- Work task -
In the records below, find every line that contains "Folate" and list it.

** Opening Extracted entries block **

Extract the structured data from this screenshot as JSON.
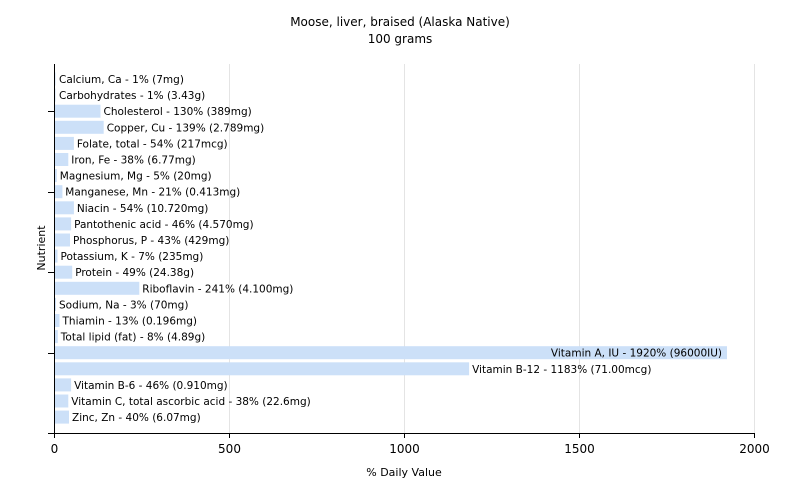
{
  "chart_data": {
    "type": "bar",
    "orientation": "horizontal",
    "title": "Moose, liver, braised (Alaska Native)",
    "subtitle": "100 grams",
    "xlabel": "% Daily Value",
    "ylabel": "Nutrient",
    "xlim": [
      0,
      2000
    ],
    "xticks": [
      0,
      500,
      1000,
      1500,
      2000
    ],
    "grid": true,
    "bar_color": "#cce0f8",
    "categories": [
      "Calcium, Ca",
      "Carbohydrates",
      "Cholesterol",
      "Copper, Cu",
      "Folate, total",
      "Iron, Fe",
      "Magnesium, Mg",
      "Manganese, Mn",
      "Niacin",
      "Pantothenic acid",
      "Phosphorus, P",
      "Potassium, K",
      "Protein",
      "Riboflavin",
      "Sodium, Na",
      "Thiamin",
      "Total lipid (fat)",
      "Vitamin A, IU",
      "Vitamin B-12",
      "Vitamin B-6",
      "Vitamin C, total ascorbic acid",
      "Zinc, Zn"
    ],
    "values": [
      1,
      1,
      130,
      139,
      54,
      38,
      5,
      21,
      54,
      46,
      43,
      7,
      49,
      241,
      3,
      13,
      8,
      1920,
      1183,
      46,
      38,
      40
    ],
    "labels": [
      "Calcium, Ca - 1% (7mg)",
      "Carbohydrates - 1% (3.43g)",
      "Cholesterol - 130% (389mg)",
      "Copper, Cu - 139% (2.789mg)",
      "Folate, total - 54% (217mcg)",
      "Iron, Fe - 38% (6.77mg)",
      "Magnesium, Mg - 5% (20mg)",
      "Manganese, Mn - 21% (0.413mg)",
      "Niacin - 54% (10.720mg)",
      "Pantothenic acid - 46% (4.570mg)",
      "Phosphorus, P - 43% (429mg)",
      "Potassium, K - 7% (235mg)",
      "Protein - 49% (24.38g)",
      "Riboflavin - 241% (4.100mg)",
      "Sodium, Na - 3% (70mg)",
      "Thiamin - 13% (0.196mg)",
      "Total lipid (fat) - 8% (4.89g)",
      "Vitamin A, IU - 1920% (96000IU)",
      "Vitamin B-12 - 1183% (71.00mcg)",
      "Vitamin B-6 - 46% (0.910mg)",
      "Vitamin C, total ascorbic acid - 38% (22.6mg)",
      "Zinc, Zn - 40% (6.07mg)"
    ]
  }
}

** Closing Extracted entries block **

- Reply to the task -
      "Folate, total",
      "Folate, total - 54% (217mcg)",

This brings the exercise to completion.